>>>>>

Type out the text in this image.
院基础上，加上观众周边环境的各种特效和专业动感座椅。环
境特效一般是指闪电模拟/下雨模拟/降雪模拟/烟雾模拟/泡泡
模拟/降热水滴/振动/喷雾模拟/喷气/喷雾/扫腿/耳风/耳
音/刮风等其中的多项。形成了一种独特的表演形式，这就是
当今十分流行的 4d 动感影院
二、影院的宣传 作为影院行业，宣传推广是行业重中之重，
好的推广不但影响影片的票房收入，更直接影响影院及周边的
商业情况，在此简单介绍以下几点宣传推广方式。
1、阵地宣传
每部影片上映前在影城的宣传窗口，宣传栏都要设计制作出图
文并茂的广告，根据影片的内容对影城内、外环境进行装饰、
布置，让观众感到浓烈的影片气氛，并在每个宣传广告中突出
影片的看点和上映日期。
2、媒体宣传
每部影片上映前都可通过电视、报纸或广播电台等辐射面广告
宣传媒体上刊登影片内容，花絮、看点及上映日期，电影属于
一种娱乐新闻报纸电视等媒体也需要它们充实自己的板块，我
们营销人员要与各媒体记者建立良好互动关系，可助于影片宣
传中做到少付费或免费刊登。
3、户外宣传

<<<<<
>>>>>

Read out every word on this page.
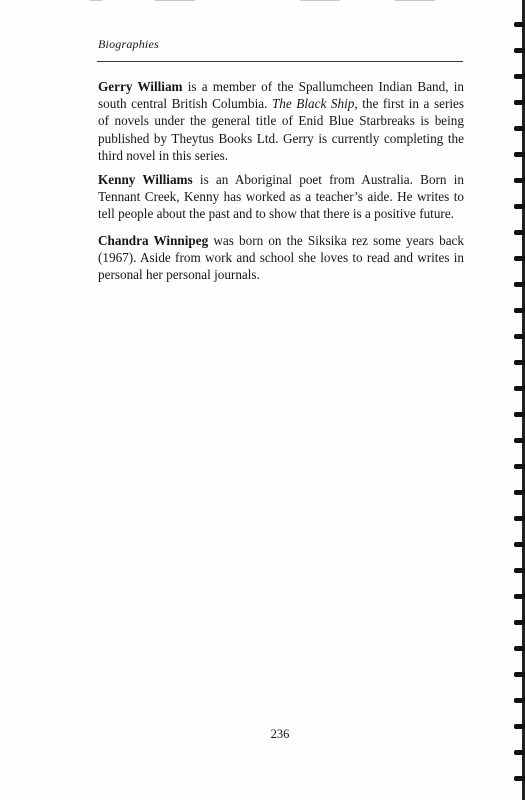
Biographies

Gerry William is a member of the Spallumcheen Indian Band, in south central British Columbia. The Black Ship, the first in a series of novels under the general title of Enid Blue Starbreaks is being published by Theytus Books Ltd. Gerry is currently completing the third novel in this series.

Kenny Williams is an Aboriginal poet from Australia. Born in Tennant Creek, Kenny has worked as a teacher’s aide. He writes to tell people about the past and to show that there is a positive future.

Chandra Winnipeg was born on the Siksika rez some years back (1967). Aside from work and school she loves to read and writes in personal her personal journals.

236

<<<<<

> **EXERCISE GOAL**: Copy out each line of the data where the string "from" appears.

> **RIGHT ANSWER**:
Kenny Williams is an Aboriginal poet from Australia. Born in Tennant Creek, Kenny has worked as a teacher’s aide. He writes to tell people about the past and to show that there is a positive future.
Chandra Winnipeg was born on the Siksika rez some years back (1967). Aside from work and school she loves to read and writes in personal her personal journals.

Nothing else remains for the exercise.